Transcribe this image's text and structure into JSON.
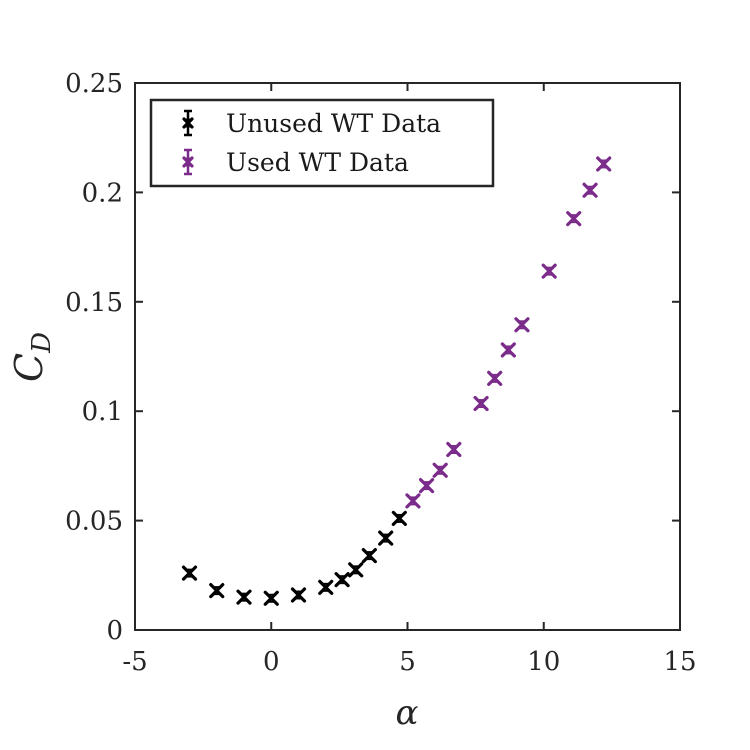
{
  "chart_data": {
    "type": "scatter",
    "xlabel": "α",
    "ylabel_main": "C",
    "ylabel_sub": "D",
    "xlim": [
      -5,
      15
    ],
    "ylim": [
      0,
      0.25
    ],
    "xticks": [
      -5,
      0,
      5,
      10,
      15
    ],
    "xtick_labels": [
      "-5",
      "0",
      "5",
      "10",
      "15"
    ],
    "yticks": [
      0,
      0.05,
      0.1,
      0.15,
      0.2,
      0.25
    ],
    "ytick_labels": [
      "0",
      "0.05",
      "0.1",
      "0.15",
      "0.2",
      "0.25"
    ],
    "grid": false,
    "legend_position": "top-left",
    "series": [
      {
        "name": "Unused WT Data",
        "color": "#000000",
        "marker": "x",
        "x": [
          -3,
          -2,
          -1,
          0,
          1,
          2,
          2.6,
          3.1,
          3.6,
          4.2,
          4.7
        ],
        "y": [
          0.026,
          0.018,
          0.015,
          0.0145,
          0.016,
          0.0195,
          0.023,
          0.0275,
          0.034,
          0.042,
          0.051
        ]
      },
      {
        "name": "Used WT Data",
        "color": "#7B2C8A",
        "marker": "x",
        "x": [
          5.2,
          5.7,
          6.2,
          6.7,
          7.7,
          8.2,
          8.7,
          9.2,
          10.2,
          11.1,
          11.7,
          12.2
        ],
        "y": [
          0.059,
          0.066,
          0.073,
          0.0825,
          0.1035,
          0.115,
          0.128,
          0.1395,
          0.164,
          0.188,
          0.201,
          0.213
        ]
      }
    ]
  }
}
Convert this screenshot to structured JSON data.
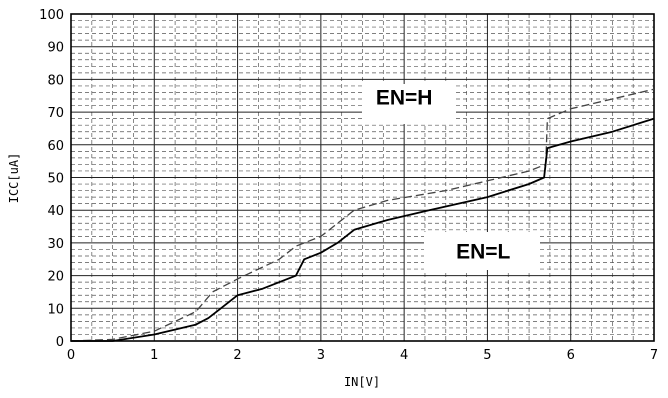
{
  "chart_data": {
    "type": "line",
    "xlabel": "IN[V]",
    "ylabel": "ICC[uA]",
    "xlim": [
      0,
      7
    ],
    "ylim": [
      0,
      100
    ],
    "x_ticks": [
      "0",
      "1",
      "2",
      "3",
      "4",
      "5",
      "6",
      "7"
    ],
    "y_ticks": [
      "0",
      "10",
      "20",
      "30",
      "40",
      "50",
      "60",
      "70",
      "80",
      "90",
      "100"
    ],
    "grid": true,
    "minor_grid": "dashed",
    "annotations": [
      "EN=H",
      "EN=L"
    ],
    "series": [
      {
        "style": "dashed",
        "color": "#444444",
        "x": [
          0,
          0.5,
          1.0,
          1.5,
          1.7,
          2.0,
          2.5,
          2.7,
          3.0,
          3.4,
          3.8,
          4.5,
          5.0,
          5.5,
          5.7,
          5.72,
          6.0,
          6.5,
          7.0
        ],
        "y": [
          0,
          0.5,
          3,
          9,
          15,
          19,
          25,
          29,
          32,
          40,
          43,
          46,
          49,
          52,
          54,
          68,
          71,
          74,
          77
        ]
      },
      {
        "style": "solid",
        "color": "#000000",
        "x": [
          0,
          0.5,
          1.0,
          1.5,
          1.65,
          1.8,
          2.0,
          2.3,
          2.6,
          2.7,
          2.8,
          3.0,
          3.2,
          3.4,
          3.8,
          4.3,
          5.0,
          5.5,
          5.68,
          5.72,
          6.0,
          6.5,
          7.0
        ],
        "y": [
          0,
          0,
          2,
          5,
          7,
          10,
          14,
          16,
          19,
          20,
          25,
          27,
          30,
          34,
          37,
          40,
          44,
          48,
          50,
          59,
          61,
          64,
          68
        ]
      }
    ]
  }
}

==

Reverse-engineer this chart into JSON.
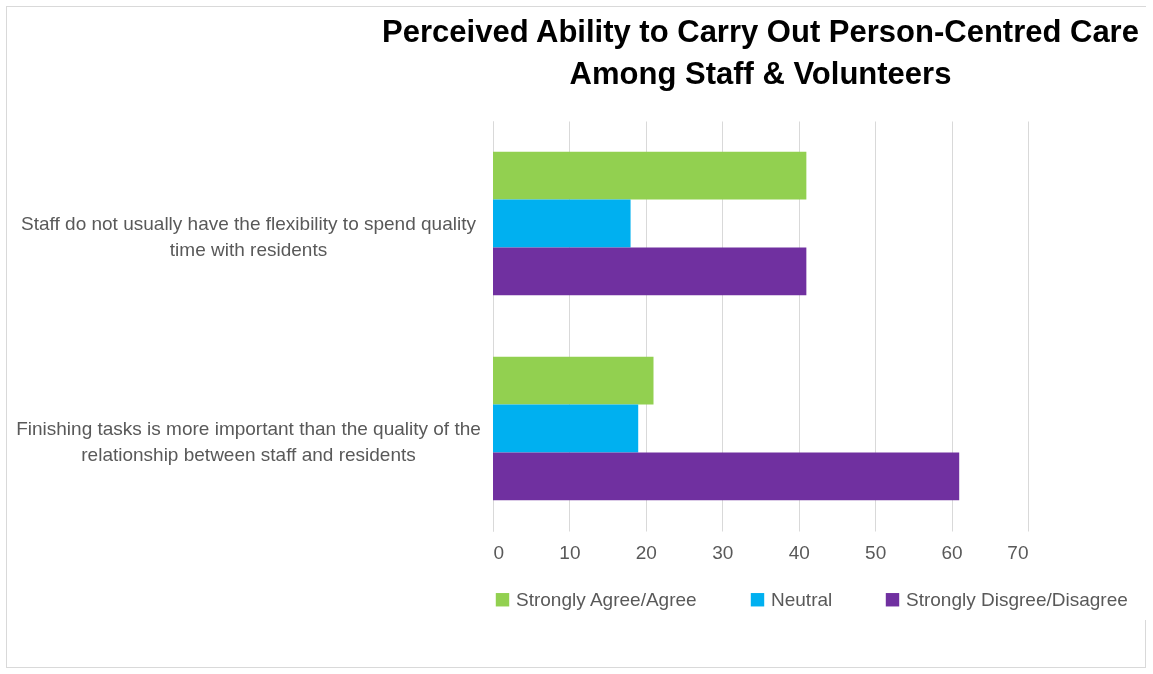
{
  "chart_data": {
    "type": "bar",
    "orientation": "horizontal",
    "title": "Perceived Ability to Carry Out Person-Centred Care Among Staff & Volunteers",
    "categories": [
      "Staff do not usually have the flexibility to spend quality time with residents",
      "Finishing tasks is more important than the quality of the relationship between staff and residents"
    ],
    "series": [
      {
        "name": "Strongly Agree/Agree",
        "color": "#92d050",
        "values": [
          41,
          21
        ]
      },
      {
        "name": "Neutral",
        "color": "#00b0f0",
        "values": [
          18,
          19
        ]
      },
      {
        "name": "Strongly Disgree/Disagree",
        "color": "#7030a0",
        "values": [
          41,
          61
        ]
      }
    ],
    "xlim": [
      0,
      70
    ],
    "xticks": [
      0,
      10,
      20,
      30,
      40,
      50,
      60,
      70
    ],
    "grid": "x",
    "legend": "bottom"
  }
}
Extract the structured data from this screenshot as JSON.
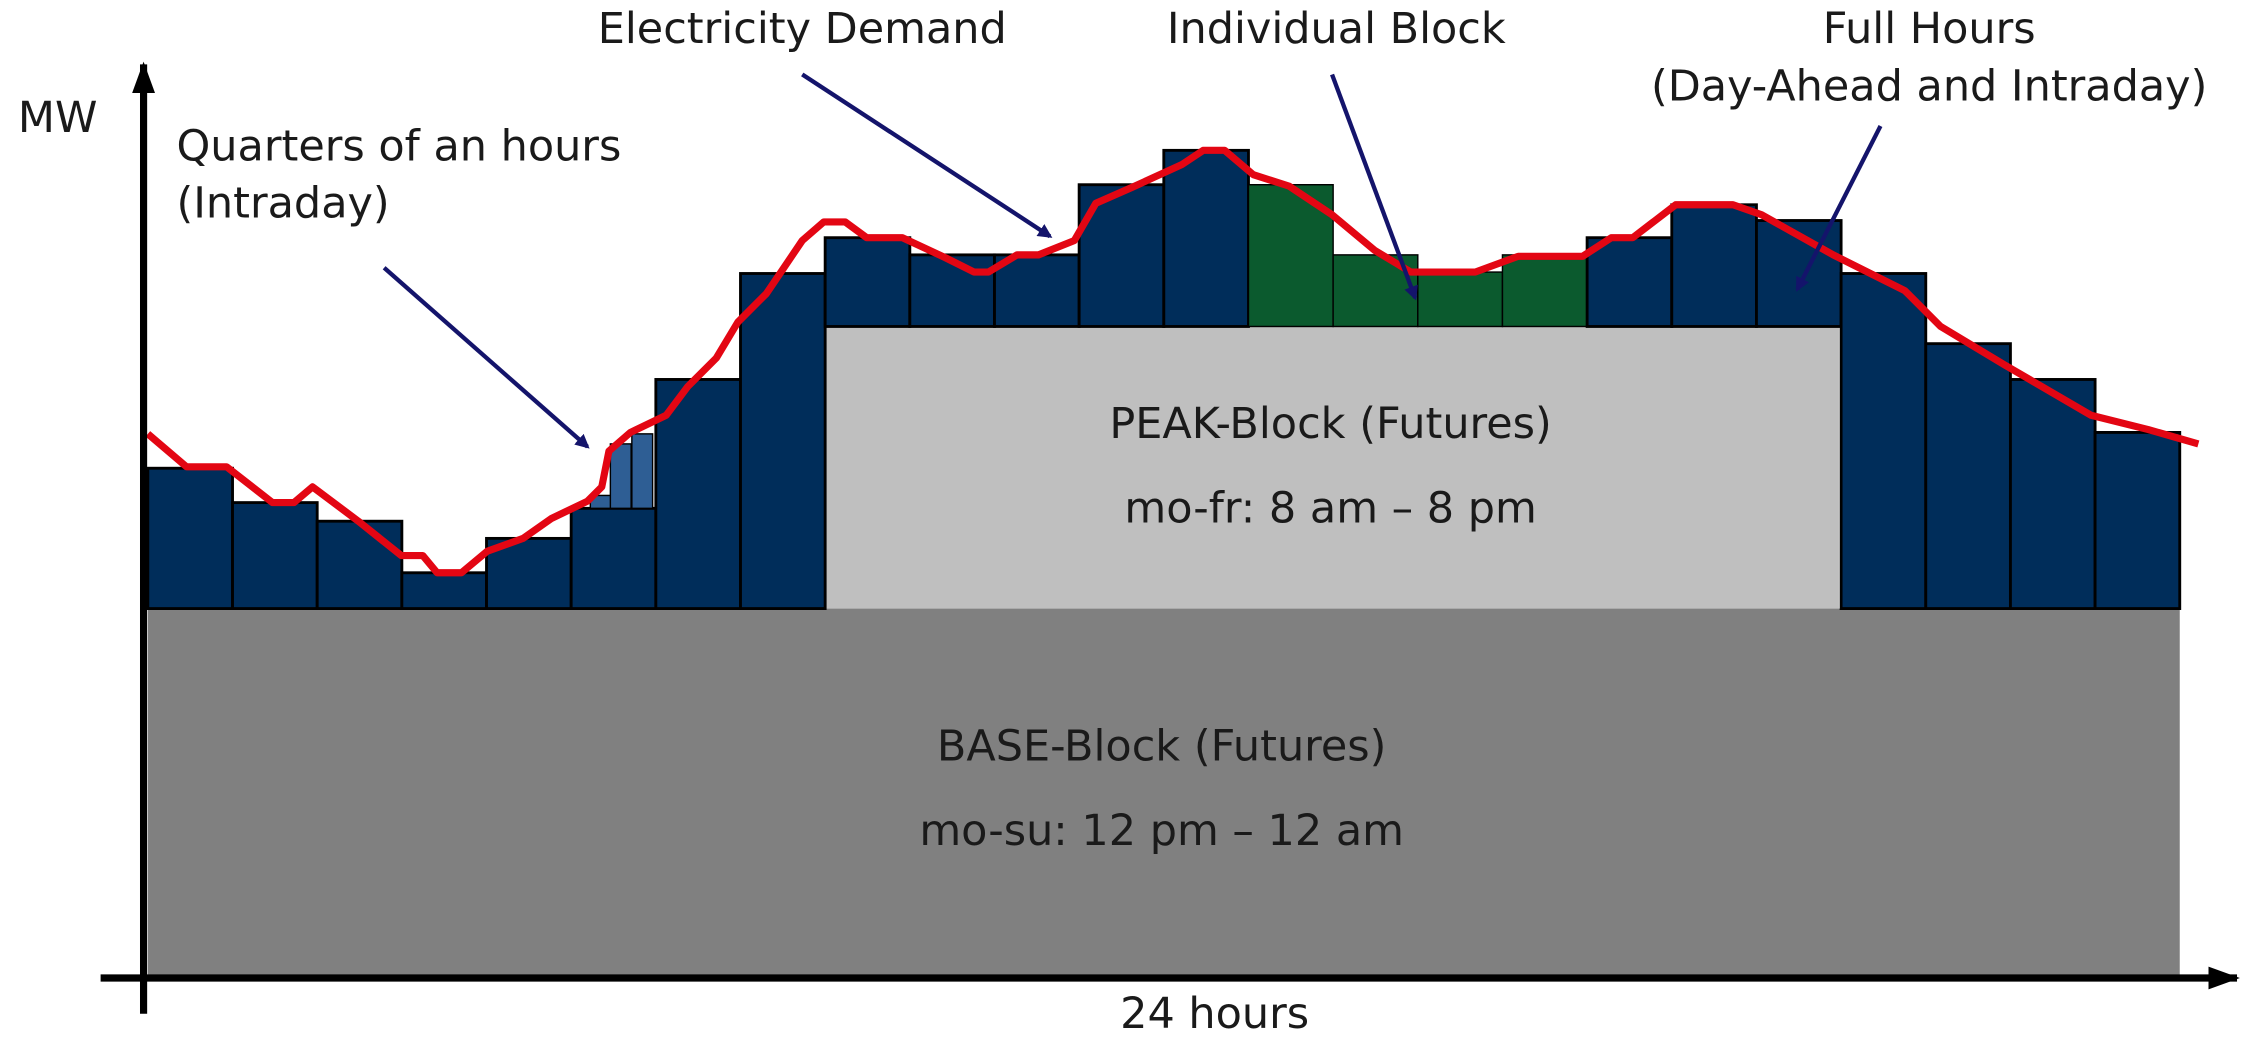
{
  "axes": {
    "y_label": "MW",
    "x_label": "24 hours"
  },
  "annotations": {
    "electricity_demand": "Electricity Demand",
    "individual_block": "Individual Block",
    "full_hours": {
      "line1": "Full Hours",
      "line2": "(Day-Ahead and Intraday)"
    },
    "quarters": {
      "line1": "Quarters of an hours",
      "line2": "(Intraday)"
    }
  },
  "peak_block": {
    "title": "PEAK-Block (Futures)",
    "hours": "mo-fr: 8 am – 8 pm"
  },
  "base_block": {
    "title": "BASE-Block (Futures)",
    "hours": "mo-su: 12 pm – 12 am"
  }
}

---

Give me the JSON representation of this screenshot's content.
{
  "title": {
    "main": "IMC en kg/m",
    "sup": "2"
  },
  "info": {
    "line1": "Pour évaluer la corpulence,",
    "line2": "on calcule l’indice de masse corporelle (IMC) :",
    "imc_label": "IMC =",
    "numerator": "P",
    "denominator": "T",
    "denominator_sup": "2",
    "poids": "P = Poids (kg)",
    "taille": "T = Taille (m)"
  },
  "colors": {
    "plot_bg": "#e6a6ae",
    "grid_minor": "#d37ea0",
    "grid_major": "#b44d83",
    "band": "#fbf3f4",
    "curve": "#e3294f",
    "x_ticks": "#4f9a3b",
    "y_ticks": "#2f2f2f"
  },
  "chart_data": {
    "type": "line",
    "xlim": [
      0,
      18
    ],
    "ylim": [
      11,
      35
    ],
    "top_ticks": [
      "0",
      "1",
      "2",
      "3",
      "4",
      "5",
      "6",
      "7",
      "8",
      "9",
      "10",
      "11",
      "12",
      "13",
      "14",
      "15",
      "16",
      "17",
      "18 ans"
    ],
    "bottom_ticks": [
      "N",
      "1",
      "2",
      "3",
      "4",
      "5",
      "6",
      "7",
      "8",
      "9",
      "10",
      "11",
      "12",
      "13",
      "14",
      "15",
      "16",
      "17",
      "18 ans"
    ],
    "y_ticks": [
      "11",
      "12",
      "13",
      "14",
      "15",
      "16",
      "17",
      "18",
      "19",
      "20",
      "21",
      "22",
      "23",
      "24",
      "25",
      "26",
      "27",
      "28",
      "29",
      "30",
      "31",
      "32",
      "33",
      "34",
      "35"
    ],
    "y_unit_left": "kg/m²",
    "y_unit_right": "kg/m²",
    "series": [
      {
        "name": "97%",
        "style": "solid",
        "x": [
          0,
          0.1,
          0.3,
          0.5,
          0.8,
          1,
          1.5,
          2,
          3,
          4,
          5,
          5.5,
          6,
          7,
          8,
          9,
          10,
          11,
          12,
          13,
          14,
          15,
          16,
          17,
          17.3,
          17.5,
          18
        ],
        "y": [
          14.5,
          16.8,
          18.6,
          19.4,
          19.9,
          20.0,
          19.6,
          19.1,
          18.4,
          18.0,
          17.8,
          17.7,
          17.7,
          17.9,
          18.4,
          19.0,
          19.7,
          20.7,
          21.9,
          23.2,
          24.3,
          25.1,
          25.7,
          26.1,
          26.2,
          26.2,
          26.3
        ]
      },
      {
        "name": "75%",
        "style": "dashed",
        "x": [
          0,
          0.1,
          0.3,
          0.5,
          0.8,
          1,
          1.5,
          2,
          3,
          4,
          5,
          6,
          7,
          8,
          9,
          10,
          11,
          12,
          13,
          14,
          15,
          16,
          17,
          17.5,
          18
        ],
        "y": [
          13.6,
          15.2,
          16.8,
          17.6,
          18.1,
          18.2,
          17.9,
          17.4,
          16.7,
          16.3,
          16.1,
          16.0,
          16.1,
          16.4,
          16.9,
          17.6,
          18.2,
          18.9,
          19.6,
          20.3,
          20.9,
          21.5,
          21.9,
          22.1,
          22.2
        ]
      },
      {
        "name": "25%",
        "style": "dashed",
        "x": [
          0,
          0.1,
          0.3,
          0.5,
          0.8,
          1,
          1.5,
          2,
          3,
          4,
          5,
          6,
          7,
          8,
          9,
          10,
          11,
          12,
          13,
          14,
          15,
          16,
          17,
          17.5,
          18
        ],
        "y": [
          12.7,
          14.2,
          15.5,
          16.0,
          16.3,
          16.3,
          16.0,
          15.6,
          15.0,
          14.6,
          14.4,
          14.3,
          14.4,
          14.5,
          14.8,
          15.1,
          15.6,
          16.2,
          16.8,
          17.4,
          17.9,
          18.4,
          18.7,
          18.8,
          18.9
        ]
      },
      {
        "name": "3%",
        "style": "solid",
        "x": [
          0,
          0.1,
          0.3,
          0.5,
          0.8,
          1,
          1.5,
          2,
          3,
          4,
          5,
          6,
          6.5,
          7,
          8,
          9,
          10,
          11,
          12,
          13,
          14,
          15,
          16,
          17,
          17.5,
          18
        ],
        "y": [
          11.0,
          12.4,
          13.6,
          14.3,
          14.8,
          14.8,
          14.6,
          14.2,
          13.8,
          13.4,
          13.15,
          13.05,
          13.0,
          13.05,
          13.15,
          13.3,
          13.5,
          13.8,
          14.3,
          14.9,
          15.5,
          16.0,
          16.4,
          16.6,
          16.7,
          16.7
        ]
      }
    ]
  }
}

--- EXERCISE AIM ---
Say how many lines have the string "this" in them, offering no words beyond the number.

--- CORRECT RESULT ---
5